(What you have to do): Copy every one of the records below word for word, leaving out the pictures.

(Records for the exercise):

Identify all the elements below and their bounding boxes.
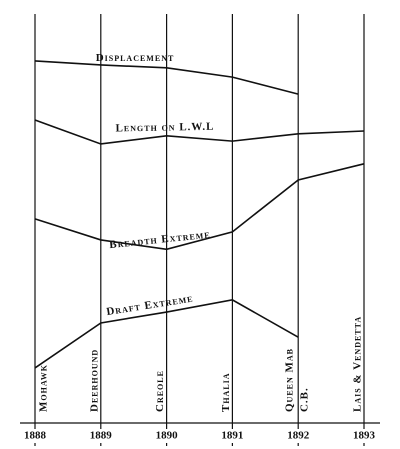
year-label: 1893 bbox=[353, 430, 376, 442]
series-label: Displacement bbox=[96, 52, 175, 64]
year-label: 1891 bbox=[221, 430, 243, 442]
series-line bbox=[34, 163, 365, 251]
vessel-label: C.B. bbox=[299, 387, 311, 412]
year-bg bbox=[347, 429, 381, 443]
year-bg bbox=[83, 429, 118, 443]
vessel-label: Lais & Vendetta bbox=[352, 316, 364, 412]
series-line bbox=[34, 119, 365, 145]
year-label: 1892 bbox=[287, 430, 310, 442]
year-bg bbox=[281, 429, 316, 443]
vessel-label: Creole bbox=[154, 370, 166, 412]
vessel-label: Mohawk bbox=[38, 364, 50, 412]
series-line bbox=[34, 60, 299, 95]
vessel-label: Queen Mab bbox=[284, 348, 296, 412]
year-label: 1888 bbox=[24, 430, 47, 442]
year-bg bbox=[149, 429, 184, 443]
series-label: Length on L.W.L bbox=[115, 121, 214, 135]
series-line bbox=[34, 299, 299, 369]
vessel-label: Deerhound bbox=[88, 349, 100, 412]
year-label: 1889 bbox=[90, 430, 113, 442]
year-label: 1890 bbox=[156, 430, 179, 442]
year-bg bbox=[215, 429, 250, 443]
vessel-label: Thalia bbox=[220, 372, 232, 412]
year-bg bbox=[18, 429, 52, 443]
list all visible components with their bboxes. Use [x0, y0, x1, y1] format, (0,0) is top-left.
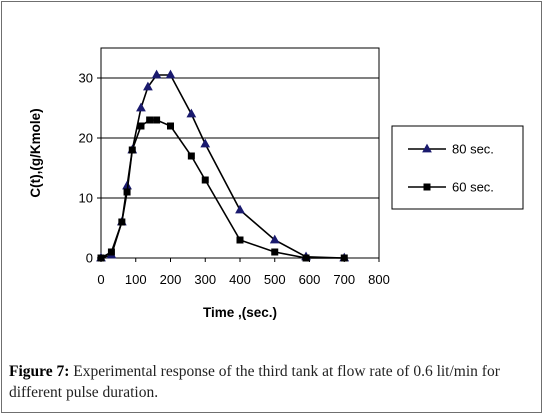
series-a: [96, 69, 350, 262]
data-point: [167, 122, 174, 130]
data-point: [107, 248, 115, 256]
data-point: [151, 69, 162, 79]
data-point: [201, 176, 209, 184]
series-line: [100, 74, 345, 259]
data-point: [269, 234, 280, 244]
data-point: [118, 218, 126, 226]
data-point: [236, 236, 244, 244]
data-point: [123, 188, 131, 196]
data-point: [165, 69, 176, 79]
y-axis-title: C(t),(g/Kmole): [28, 108, 43, 197]
plot-area-border: [100, 47, 380, 259]
x-tick-label: 0: [97, 272, 104, 287]
caption-text: Experimental response of the third tank …: [9, 363, 500, 401]
x-tick-label: 700: [333, 272, 355, 287]
data-point: [97, 254, 105, 262]
x-tick-label: 200: [160, 272, 182, 287]
x-tick-label: 500: [264, 272, 286, 287]
y-tick-label: 20: [79, 131, 93, 146]
data-point: [302, 254, 310, 262]
data-point: [187, 152, 195, 160]
data-point: [128, 146, 136, 154]
data-point: [200, 138, 211, 148]
legend-label: 80 sec.: [452, 142, 494, 157]
legend-marker: [423, 183, 431, 191]
y-tick-label: 30: [79, 71, 93, 86]
legend: 80 sec. 60 sec.: [391, 125, 524, 210]
legend-box: [391, 125, 524, 210]
x-tick-label: 400: [229, 272, 251, 287]
data-point: [137, 122, 145, 130]
x-tick-label: 600: [299, 272, 321, 287]
y-tick-label: 10: [79, 191, 93, 206]
series-line: [100, 119, 345, 259]
data-point: [136, 102, 146, 112]
x-tick-label: 300: [194, 272, 216, 287]
data-point: [146, 116, 154, 124]
legend-label: 60 sec.: [452, 180, 494, 195]
y-tick-label: 0: [86, 251, 93, 266]
data-point: [153, 116, 161, 124]
caption-label: Figure 7:: [9, 363, 70, 380]
data-point: [340, 254, 348, 262]
x-tick-label: 800: [368, 272, 390, 287]
series-layer: [96, 69, 350, 262]
data-point: [271, 248, 279, 256]
x-axis-title: Time ,(sec.): [203, 305, 277, 320]
x-tick-label: 100: [125, 272, 147, 287]
grid-layer: [101, 77, 379, 199]
data-point: [143, 81, 153, 91]
legend-marker: [422, 143, 432, 153]
series-b: [97, 116, 348, 262]
figure-caption: Figure 7: Experimental response of the t…: [9, 361, 539, 403]
data-point: [186, 108, 197, 118]
data-point: [235, 204, 245, 214]
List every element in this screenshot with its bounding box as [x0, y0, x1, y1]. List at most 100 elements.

(Solution for this exercise):
Identify all the elements below and their bounding boxes.
year-label: 1893 bbox=[353, 430, 376, 442]
series-label: Displacement bbox=[96, 52, 175, 64]
year-label: 1891 bbox=[221, 430, 243, 442]
series-line bbox=[34, 163, 365, 251]
vessel-label: C.B. bbox=[299, 387, 311, 412]
year-bg bbox=[347, 429, 381, 443]
year-bg bbox=[83, 429, 118, 443]
vessel-label: Lais & Vendetta bbox=[352, 316, 364, 412]
series-line bbox=[34, 119, 365, 145]
year-label: 1892 bbox=[287, 430, 310, 442]
year-bg bbox=[281, 429, 316, 443]
vessel-label: Creole bbox=[154, 370, 166, 412]
vessel-label: Mohawk bbox=[38, 364, 50, 412]
series-line bbox=[34, 60, 299, 95]
vessel-label: Queen Mab bbox=[284, 348, 296, 412]
year-label: 1888 bbox=[24, 430, 47, 442]
year-bg bbox=[149, 429, 184, 443]
series-label: Length on L.W.L bbox=[115, 121, 214, 135]
series-line bbox=[34, 299, 299, 369]
vessel-label: Deerhound bbox=[88, 349, 100, 412]
year-label: 1889 bbox=[90, 430, 113, 442]
year-label: 1890 bbox=[156, 430, 179, 442]
year-bg bbox=[215, 429, 250, 443]
vessel-label: Thalia bbox=[220, 372, 232, 412]
year-bg bbox=[18, 429, 52, 443]
list all visible components with their bboxes. Use [x0, y0, x1, y1] format, (0,0) is top-left.
series-a: [96, 69, 350, 262]
data-point: [167, 122, 174, 130]
data-point: [107, 248, 115, 256]
data-point: [151, 69, 162, 79]
data-point: [201, 176, 209, 184]
series-line: [100, 74, 345, 259]
data-point: [269, 234, 280, 244]
data-point: [118, 218, 126, 226]
data-point: [236, 236, 244, 244]
data-point: [123, 188, 131, 196]
data-point: [165, 69, 176, 79]
y-axis-title: C(t),(g/Kmole): [28, 108, 43, 197]
plot-area-border: [100, 47, 380, 259]
x-tick-label: 0: [97, 272, 104, 287]
caption-text: Experimental response of the third tank …: [9, 363, 500, 401]
x-tick-label: 700: [333, 272, 355, 287]
data-point: [97, 254, 105, 262]
x-tick-label: 200: [160, 272, 182, 287]
x-tick-label: 500: [264, 272, 286, 287]
y-tick-label: 20: [79, 131, 93, 146]
data-point: [302, 254, 310, 262]
data-point: [187, 152, 195, 160]
data-point: [128, 146, 136, 154]
data-point: [200, 138, 211, 148]
legend-label: 80 sec.: [452, 142, 494, 157]
legend-marker: [423, 183, 431, 191]
y-tick-label: 30: [79, 71, 93, 86]
legend: 80 sec. 60 sec.: [391, 125, 524, 210]
legend-box: [391, 125, 524, 210]
x-tick-label: 400: [229, 272, 251, 287]
data-point: [137, 122, 145, 130]
x-tick-label: 600: [299, 272, 321, 287]
y-tick-label: 10: [79, 191, 93, 206]
series-line: [100, 119, 345, 259]
data-point: [136, 102, 146, 112]
x-tick-label: 300: [194, 272, 216, 287]
data-point: [146, 116, 154, 124]
legend-label: 60 sec.: [452, 180, 494, 195]
y-tick-label: 0: [86, 251, 93, 266]
data-point: [153, 116, 161, 124]
caption-label: Figure 7:: [9, 363, 70, 380]
data-point: [340, 254, 348, 262]
x-tick-label: 800: [368, 272, 390, 287]
series-layer: [96, 69, 350, 262]
data-point: [271, 248, 279, 256]
x-axis-title: Time ,(sec.): [203, 305, 277, 320]
x-tick-label: 100: [125, 272, 147, 287]
grid-layer: [101, 77, 379, 199]
data-point: [143, 81, 153, 91]
legend-marker: [422, 143, 432, 153]
series-b: [97, 116, 348, 262]
figure-caption: Figure 7: Experimental response of the t…: [9, 361, 539, 403]
data-point: [186, 108, 197, 118]
data-point: [235, 204, 245, 214]
List every element in this screenshot with its bounding box as [x0, y0, x1, y1]. List at most 100 elements.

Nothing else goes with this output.